• _Directions for this task_: Retype the listing that follows, exactly as written.
___ Data supplied
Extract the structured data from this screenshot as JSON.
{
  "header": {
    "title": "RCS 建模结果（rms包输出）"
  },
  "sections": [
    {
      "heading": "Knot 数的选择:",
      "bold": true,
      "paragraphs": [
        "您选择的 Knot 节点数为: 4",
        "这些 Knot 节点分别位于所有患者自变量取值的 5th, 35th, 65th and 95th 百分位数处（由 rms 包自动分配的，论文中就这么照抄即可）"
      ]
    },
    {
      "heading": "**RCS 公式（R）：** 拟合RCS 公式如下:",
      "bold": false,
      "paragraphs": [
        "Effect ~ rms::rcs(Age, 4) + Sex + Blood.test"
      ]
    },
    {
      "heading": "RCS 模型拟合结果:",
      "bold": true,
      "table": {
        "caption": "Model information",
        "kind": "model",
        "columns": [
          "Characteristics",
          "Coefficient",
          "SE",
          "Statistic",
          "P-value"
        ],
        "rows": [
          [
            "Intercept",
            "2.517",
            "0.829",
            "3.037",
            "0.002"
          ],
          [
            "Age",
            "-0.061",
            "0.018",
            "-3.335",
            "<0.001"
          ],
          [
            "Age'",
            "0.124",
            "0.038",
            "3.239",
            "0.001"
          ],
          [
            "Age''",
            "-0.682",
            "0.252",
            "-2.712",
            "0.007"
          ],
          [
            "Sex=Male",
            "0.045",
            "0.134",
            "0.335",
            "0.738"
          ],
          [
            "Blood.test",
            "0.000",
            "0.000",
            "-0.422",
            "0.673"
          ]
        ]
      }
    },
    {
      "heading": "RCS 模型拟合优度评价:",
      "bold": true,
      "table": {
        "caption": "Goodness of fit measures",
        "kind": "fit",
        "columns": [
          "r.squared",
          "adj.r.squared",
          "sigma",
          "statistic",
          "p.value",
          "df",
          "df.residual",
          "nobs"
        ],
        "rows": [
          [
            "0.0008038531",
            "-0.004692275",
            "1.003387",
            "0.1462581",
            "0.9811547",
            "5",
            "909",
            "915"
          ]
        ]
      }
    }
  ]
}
______
• _Task output_:
Extract the structured data from this screenshot as JSON.
{
  "header": {
    "title": "RCS 建模结果（rms包输出）"
  },
  "sections": [
    {
      "heading": "Knot 数的选择:",
      "bold": true,
      "paragraphs": [
        "您选择的 Knot 节点数为: 4",
        "这些 Knot 节点分别位于所有患者自变量取值的 5th, 35th, 65th and 95th 百分位数处（由 rms 包自动分配的，论文中就这么照抄即可）"
      ]
    },
    {
      "heading": "**RCS 公式（R）：** 拟合RCS 公式如下:",
      "bold": false,
      "paragraphs": [
        "Effect ~ rms::rcs(Age, 4) + Sex + Blood.test"
      ]
    },
    {
      "heading": "RCS 模型拟合结果:",
      "bold": true,
      "table": {
        "caption": "Model information",
        "kind": "model",
        "columns": [
          "Characteristics",
          "Coefficient",
          "SE",
          "Statistic",
          "P-value"
        ],
        "rows": [
          [
            "Intercept",
            "2.517",
            "0.829",
            "3.037",
            "0.002"
          ],
          [
            "Age",
            "-0.061",
            "0.018",
            "-3.335",
            "<0.001"
          ],
          [
            "Age'",
            "0.124",
            "0.038",
            "3.239",
            "0.001"
          ],
          [
            "Age''",
            "-0.682",
            "0.252",
            "-2.712",
            "0.007"
          ],
          [
            "Sex=Male",
            "0.045",
            "0.134",
            "0.335",
            "0.738"
          ],
          [
            "Blood.test",
            "0.000",
            "0.000",
            "-0.422",
            "0.673"
          ]
        ]
      }
    },
    {
      "heading": "RCS 模型拟合优度评价:",
      "bold": true,
      "table": {
        "caption": "Goodness of fit measures",
        "kind": "fit",
        "columns": [
          "r.squared",
          "adj.r.squared",
          "sigma",
          "statistic",
          "p.value",
          "df",
          "df.residual",
          "nobs"
        ],
        "rows": [
          [
            "0.0008038531",
            "-0.004692275",
            "1.003387",
            "0.1462581",
            "0.9811547",
            "5",
            "909",
            "915"
          ]
        ]
      }
    }
  ]
}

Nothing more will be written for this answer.